▼

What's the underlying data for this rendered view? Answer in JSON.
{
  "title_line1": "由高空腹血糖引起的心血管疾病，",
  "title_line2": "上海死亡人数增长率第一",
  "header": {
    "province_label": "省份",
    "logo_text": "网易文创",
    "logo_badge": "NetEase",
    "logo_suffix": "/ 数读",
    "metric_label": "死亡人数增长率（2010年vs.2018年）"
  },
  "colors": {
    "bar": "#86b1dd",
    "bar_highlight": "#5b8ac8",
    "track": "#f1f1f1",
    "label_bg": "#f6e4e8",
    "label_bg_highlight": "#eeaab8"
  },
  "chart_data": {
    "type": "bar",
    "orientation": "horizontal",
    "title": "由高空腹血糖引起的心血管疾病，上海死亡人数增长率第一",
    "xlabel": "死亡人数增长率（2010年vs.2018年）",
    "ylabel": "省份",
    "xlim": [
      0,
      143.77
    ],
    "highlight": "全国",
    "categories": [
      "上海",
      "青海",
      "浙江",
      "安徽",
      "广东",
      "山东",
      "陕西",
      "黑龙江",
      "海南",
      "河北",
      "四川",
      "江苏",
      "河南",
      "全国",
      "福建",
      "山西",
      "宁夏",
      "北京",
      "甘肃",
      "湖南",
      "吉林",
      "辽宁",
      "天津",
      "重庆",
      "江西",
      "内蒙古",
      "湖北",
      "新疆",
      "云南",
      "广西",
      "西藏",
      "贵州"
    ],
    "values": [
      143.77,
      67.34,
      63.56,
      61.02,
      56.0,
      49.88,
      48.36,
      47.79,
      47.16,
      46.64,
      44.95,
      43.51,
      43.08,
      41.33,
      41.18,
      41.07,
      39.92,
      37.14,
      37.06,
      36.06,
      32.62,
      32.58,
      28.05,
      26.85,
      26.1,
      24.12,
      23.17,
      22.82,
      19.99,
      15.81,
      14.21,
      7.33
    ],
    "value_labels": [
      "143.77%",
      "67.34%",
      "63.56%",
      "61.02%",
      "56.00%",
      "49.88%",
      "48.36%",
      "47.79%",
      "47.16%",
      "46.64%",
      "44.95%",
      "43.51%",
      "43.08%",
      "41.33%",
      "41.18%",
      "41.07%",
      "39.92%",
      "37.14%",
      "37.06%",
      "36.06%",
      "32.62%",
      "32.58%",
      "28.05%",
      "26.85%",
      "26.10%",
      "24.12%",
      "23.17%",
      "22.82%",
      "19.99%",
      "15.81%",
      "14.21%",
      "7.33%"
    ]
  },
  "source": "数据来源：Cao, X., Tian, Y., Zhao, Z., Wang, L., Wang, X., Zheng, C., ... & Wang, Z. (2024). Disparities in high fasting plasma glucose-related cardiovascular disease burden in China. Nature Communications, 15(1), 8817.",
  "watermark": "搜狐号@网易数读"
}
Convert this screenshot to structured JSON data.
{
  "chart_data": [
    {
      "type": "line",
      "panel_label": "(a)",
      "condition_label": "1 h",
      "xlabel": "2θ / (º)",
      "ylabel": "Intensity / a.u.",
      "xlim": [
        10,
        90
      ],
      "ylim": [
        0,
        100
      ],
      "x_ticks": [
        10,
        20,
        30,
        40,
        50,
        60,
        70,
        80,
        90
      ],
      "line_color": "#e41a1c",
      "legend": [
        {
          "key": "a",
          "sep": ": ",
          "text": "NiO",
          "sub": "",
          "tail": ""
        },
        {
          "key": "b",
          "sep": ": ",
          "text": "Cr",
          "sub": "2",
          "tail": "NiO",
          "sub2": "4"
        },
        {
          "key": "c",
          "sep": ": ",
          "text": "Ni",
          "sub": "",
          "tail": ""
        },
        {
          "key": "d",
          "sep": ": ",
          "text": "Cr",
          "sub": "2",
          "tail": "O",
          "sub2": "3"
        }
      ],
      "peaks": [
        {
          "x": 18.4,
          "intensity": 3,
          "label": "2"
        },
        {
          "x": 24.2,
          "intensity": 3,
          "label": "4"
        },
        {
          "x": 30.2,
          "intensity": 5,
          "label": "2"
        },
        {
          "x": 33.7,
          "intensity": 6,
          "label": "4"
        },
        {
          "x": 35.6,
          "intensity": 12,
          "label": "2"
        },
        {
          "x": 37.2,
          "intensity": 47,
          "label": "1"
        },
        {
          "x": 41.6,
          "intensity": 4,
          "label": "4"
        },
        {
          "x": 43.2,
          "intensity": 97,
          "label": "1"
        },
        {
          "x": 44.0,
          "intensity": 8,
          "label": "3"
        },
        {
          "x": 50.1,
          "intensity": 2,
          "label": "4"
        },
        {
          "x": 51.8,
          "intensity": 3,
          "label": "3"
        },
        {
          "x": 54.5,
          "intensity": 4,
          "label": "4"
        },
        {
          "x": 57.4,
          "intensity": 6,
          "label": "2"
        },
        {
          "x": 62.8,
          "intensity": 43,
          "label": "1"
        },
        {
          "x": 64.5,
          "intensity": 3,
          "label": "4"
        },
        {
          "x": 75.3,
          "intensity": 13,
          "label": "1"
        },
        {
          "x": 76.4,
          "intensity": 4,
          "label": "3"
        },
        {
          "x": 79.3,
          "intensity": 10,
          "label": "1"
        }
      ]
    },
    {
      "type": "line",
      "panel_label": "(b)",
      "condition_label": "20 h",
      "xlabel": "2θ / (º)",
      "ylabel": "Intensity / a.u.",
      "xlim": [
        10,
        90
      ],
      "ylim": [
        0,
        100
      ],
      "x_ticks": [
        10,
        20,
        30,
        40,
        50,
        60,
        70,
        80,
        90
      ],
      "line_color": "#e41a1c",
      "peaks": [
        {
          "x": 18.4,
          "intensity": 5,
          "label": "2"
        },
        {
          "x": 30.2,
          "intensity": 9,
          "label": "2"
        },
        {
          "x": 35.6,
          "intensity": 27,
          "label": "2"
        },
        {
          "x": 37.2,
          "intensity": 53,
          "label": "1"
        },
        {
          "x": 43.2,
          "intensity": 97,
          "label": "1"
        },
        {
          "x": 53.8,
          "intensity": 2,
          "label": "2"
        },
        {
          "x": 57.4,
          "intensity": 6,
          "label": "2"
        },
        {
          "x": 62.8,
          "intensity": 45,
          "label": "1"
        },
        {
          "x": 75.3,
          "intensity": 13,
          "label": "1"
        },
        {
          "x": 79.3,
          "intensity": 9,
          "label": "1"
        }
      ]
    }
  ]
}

▲

• **Written exercise**: Recopy the whole listing exactly.

• **Reply to the exercise**:
What's the underlying data for this rendered view? Answer in JSON.
{
  "title_line1": "由高空腹血糖引起的心血管疾病，",
  "title_line2": "上海死亡人数增长率第一",
  "header": {
    "province_label": "省份",
    "logo_text": "网易文创",
    "logo_badge": "NetEase",
    "logo_suffix": "/ 数读",
    "metric_label": "死亡人数增长率（2010年vs.2018年）"
  },
  "colors": {
    "bar": "#86b1dd",
    "bar_highlight": "#5b8ac8",
    "track": "#f1f1f1",
    "label_bg": "#f6e4e8",
    "label_bg_highlight": "#eeaab8"
  },
  "chart_data": {
    "type": "bar",
    "orientation": "horizontal",
    "title": "由高空腹血糖引起的心血管疾病，上海死亡人数增长率第一",
    "xlabel": "死亡人数增长率（2010年vs.2018年）",
    "ylabel": "省份",
    "xlim": [
      0,
      143.77
    ],
    "highlight": "全国",
    "categories": [
      "上海",
      "青海",
      "浙江",
      "安徽",
      "广东",
      "山东",
      "陕西",
      "黑龙江",
      "海南",
      "河北",
      "四川",
      "江苏",
      "河南",
      "全国",
      "福建",
      "山西",
      "宁夏",
      "北京",
      "甘肃",
      "湖南",
      "吉林",
      "辽宁",
      "天津",
      "重庆",
      "江西",
      "内蒙古",
      "湖北",
      "新疆",
      "云南",
      "广西",
      "西藏",
      "贵州"
    ],
    "values": [
      143.77,
      67.34,
      63.56,
      61.02,
      56.0,
      49.88,
      48.36,
      47.79,
      47.16,
      46.64,
      44.95,
      43.51,
      43.08,
      41.33,
      41.18,
      41.07,
      39.92,
      37.14,
      37.06,
      36.06,
      32.62,
      32.58,
      28.05,
      26.85,
      26.1,
      24.12,
      23.17,
      22.82,
      19.99,
      15.81,
      14.21,
      7.33
    ],
    "value_labels": [
      "143.77%",
      "67.34%",
      "63.56%",
      "61.02%",
      "56.00%",
      "49.88%",
      "48.36%",
      "47.79%",
      "47.16%",
      "46.64%",
      "44.95%",
      "43.51%",
      "43.08%",
      "41.33%",
      "41.18%",
      "41.07%",
      "39.92%",
      "37.14%",
      "37.06%",
      "36.06%",
      "32.62%",
      "32.58%",
      "28.05%",
      "26.85%",
      "26.10%",
      "24.12%",
      "23.17%",
      "22.82%",
      "19.99%",
      "15.81%",
      "14.21%",
      "7.33%"
    ]
  },
  "source": "数据来源：Cao, X., Tian, Y., Zhao, Z., Wang, L., Wang, X., Zheng, C., ... & Wang, Z. (2024). Disparities in high fasting plasma glucose-related cardiovascular disease burden in China. Nature Communications, 15(1), 8817.",
  "watermark": "搜狐号@网易数读"
}
Convert this screenshot to structured JSON data.
{
  "chart_data": [
    {
      "type": "line",
      "panel_label": "(a)",
      "condition_label": "1 h",
      "xlabel": "2θ / (º)",
      "ylabel": "Intensity / a.u.",
      "xlim": [
        10,
        90
      ],
      "ylim": [
        0,
        100
      ],
      "x_ticks": [
        10,
        20,
        30,
        40,
        50,
        60,
        70,
        80,
        90
      ],
      "line_color": "#e41a1c",
      "legend": [
        {
          "key": "a",
          "sep": ": ",
          "text": "NiO",
          "sub": "",
          "tail": ""
        },
        {
          "key": "b",
          "sep": ": ",
          "text": "Cr",
          "sub": "2",
          "tail": "NiO",
          "sub2": "4"
        },
        {
          "key": "c",
          "sep": ": ",
          "text": "Ni",
          "sub": "",
          "tail": ""
        },
        {
          "key": "d",
          "sep": ": ",
          "text": "Cr",
          "sub": "2",
          "tail": "O",
          "sub2": "3"
        }
      ],
      "peaks": [
        {
          "x": 18.4,
          "intensity": 3,
          "label": "2"
        },
        {
          "x": 24.2,
          "intensity": 3,
          "label": "4"
        },
        {
          "x": 30.2,
          "intensity": 5,
          "label": "2"
        },
        {
          "x": 33.7,
          "intensity": 6,
          "label": "4"
        },
        {
          "x": 35.6,
          "intensity": 12,
          "label": "2"
        },
        {
          "x": 37.2,
          "intensity": 47,
          "label": "1"
        },
        {
          "x": 41.6,
          "intensity": 4,
          "label": "4"
        },
        {
          "x": 43.2,
          "intensity": 97,
          "label": "1"
        },
        {
          "x": 44.0,
          "intensity": 8,
          "label": "3"
        },
        {
          "x": 50.1,
          "intensity": 2,
          "label": "4"
        },
        {
          "x": 51.8,
          "intensity": 3,
          "label": "3"
        },
        {
          "x": 54.5,
          "intensity": 4,
          "label": "4"
        },
        {
          "x": 57.4,
          "intensity": 6,
          "label": "2"
        },
        {
          "x": 62.8,
          "intensity": 43,
          "label": "1"
        },
        {
          "x": 64.5,
          "intensity": 3,
          "label": "4"
        },
        {
          "x": 75.3,
          "intensity": 13,
          "label": "1"
        },
        {
          "x": 76.4,
          "intensity": 4,
          "label": "3"
        },
        {
          "x": 79.3,
          "intensity": 10,
          "label": "1"
        }
      ]
    },
    {
      "type": "line",
      "panel_label": "(b)",
      "condition_label": "20 h",
      "xlabel": "2θ / (º)",
      "ylabel": "Intensity / a.u.",
      "xlim": [
        10,
        90
      ],
      "ylim": [
        0,
        100
      ],
      "x_ticks": [
        10,
        20,
        30,
        40,
        50,
        60,
        70,
        80,
        90
      ],
      "line_color": "#e41a1c",
      "peaks": [
        {
          "x": 18.4,
          "intensity": 5,
          "label": "2"
        },
        {
          "x": 30.2,
          "intensity": 9,
          "label": "2"
        },
        {
          "x": 35.6,
          "intensity": 27,
          "label": "2"
        },
        {
          "x": 37.2,
          "intensity": 53,
          "label": "1"
        },
        {
          "x": 43.2,
          "intensity": 97,
          "label": "1"
        },
        {
          "x": 53.8,
          "intensity": 2,
          "label": "2"
        },
        {
          "x": 57.4,
          "intensity": 6,
          "label": "2"
        },
        {
          "x": 62.8,
          "intensity": 45,
          "label": "1"
        },
        {
          "x": 75.3,
          "intensity": 13,
          "label": "1"
        },
        {
          "x": 79.3,
          "intensity": 9,
          "label": "1"
        }
      ]
    }
  ]
}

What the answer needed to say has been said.